◆ **Extracted records**:
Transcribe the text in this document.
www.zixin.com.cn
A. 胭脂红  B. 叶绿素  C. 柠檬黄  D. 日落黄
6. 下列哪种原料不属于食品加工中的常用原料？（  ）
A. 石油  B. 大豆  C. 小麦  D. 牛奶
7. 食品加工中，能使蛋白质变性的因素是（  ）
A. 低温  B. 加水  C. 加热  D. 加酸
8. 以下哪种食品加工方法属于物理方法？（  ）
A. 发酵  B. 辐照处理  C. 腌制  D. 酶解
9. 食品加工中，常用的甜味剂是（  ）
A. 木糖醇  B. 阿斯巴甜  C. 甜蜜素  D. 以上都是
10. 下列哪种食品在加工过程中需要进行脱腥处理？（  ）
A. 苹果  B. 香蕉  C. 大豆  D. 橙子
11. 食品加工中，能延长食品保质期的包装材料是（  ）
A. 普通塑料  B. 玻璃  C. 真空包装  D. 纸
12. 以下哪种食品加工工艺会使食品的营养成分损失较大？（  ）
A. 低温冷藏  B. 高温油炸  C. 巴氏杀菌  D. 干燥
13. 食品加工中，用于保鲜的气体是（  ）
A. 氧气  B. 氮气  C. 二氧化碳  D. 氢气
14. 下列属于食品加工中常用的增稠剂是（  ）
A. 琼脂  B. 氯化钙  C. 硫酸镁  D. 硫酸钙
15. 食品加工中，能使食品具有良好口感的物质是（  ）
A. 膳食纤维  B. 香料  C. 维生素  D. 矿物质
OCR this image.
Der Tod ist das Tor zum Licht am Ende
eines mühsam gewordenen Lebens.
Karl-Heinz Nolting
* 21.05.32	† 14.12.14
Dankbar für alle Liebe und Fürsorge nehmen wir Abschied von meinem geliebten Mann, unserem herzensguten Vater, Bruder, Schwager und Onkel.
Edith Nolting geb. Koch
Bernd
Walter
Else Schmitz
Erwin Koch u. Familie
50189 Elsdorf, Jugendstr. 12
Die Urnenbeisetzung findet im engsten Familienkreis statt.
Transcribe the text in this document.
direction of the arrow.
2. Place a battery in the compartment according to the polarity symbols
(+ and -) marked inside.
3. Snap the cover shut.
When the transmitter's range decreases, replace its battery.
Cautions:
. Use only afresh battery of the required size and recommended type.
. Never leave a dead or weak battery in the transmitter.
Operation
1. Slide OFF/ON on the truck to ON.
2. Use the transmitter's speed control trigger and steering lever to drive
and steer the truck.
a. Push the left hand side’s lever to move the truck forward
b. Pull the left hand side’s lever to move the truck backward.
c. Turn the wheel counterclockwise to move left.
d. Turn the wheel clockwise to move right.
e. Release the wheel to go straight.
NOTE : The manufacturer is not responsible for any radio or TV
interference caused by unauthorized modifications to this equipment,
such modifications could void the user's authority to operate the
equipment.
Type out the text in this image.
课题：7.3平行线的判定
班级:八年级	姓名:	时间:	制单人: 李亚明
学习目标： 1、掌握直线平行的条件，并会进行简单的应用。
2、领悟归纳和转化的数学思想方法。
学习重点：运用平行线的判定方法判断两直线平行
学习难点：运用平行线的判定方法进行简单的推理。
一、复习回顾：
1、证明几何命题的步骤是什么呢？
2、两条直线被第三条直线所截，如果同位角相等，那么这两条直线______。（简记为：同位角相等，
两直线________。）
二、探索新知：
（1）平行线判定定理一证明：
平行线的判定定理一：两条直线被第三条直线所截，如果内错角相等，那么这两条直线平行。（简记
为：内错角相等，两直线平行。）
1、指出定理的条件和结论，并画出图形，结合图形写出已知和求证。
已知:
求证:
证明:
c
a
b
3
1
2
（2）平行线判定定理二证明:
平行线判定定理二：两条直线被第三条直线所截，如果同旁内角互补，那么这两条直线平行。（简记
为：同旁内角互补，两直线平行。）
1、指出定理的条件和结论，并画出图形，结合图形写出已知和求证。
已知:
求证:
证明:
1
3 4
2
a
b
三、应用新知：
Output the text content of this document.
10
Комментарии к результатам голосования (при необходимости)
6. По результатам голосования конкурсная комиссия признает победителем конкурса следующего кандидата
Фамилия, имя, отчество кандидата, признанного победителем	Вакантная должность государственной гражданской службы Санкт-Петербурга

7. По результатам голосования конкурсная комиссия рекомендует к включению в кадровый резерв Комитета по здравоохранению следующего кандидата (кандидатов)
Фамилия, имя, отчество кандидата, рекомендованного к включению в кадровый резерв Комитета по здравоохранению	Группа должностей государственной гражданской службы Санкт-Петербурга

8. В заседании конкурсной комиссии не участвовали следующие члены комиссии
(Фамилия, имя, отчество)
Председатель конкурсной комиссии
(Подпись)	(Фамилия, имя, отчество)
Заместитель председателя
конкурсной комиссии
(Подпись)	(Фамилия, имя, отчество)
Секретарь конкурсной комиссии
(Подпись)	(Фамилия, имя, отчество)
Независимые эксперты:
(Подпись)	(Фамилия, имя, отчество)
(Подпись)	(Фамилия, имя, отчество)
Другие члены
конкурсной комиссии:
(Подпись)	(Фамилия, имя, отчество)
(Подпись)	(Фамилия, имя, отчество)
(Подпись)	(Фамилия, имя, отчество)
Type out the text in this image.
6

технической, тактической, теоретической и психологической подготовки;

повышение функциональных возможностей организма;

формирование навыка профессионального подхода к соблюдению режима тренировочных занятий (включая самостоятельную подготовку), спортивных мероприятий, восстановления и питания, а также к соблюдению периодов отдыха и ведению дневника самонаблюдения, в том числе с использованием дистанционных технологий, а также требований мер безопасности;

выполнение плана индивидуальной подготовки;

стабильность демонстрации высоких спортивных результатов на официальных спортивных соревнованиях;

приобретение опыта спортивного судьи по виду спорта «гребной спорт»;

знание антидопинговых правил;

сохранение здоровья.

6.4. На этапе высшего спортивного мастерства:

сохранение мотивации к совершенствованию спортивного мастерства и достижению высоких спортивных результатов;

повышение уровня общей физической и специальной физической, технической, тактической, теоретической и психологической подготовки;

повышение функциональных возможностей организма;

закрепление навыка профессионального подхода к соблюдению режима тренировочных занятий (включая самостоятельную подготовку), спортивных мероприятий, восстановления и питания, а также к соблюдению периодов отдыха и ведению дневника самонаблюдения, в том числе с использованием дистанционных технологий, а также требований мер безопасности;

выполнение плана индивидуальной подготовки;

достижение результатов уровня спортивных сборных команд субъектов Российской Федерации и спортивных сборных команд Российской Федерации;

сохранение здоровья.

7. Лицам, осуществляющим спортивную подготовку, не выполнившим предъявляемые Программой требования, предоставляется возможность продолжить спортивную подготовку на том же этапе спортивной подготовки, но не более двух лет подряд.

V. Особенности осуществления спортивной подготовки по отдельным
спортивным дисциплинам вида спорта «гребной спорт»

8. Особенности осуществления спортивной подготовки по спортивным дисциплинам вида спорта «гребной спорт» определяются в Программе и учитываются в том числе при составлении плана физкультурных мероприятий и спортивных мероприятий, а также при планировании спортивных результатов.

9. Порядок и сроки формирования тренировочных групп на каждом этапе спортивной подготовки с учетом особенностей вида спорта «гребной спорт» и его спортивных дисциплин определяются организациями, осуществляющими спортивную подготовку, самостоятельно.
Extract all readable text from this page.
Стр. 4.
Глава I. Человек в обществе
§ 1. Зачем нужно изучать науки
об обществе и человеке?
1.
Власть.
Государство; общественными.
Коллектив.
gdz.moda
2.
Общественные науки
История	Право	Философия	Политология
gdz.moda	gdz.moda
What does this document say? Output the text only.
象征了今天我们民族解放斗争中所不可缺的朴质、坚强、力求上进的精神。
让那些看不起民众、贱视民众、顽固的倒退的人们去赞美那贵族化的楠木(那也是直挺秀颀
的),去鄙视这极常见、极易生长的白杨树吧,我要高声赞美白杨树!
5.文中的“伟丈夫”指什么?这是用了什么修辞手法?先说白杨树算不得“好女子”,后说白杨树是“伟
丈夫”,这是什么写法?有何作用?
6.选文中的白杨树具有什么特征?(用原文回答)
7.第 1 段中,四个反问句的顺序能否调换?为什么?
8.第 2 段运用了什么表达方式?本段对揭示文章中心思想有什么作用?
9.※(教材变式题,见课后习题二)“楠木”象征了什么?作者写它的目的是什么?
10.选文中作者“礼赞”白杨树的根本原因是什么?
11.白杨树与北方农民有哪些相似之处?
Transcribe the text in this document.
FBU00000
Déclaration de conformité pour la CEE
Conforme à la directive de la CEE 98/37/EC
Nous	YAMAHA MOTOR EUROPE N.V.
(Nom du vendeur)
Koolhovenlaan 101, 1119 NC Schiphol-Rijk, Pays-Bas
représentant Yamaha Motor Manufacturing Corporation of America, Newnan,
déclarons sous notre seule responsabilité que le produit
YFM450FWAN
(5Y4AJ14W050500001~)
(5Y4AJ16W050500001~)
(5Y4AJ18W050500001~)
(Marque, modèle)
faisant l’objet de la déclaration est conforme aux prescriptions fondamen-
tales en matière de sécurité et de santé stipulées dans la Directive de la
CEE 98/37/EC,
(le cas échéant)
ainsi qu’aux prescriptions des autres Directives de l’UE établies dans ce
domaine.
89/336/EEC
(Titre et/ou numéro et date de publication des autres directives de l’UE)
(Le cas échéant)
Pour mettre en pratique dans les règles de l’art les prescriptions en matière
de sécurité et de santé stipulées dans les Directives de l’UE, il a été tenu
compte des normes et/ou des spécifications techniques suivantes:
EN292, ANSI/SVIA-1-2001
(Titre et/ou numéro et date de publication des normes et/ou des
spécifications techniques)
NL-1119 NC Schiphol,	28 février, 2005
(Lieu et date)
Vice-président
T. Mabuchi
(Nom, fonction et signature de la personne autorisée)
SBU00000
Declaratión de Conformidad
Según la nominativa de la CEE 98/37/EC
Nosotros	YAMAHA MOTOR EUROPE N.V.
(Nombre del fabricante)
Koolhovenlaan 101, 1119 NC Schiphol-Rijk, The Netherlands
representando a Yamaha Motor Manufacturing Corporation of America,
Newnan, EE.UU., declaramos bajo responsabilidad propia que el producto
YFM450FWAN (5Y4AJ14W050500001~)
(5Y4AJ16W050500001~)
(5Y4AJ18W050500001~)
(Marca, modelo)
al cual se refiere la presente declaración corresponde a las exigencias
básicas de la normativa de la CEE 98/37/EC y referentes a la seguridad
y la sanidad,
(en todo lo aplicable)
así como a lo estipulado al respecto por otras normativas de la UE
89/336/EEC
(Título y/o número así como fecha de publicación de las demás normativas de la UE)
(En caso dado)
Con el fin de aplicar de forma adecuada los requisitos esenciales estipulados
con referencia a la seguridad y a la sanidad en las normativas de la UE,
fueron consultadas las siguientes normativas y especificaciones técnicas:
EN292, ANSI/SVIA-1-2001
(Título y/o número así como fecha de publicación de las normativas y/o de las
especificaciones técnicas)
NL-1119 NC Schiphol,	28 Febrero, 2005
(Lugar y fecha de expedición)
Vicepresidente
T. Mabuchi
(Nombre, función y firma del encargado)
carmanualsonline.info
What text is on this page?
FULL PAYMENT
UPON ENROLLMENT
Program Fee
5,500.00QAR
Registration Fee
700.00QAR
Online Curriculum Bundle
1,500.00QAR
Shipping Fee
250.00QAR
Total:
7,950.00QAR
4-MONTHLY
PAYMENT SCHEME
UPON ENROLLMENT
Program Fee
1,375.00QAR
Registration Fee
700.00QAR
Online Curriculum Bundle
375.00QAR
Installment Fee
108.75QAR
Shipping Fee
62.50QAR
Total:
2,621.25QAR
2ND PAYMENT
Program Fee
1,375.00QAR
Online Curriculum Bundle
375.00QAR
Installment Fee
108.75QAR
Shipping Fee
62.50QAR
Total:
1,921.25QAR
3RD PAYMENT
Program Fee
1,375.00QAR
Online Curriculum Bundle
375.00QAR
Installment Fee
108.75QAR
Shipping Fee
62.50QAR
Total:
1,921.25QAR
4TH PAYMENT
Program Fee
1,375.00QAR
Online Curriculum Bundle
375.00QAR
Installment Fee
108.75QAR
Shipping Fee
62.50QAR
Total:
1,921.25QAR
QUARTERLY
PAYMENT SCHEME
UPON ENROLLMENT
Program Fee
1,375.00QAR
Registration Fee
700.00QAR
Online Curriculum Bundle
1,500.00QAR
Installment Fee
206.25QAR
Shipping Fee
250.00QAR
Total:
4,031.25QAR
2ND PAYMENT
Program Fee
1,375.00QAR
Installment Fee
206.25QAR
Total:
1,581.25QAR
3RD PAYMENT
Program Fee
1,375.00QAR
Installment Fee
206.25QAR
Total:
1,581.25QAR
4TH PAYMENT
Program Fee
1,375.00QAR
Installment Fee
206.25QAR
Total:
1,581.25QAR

◆ **Work required**:
Return all lines containing "Titre".

◆ **Output below**:
(Titre et/ou numéro et date de publication des autres directives de l’UE)
(Titre et/ou numéro et date de publication des normes et/ou des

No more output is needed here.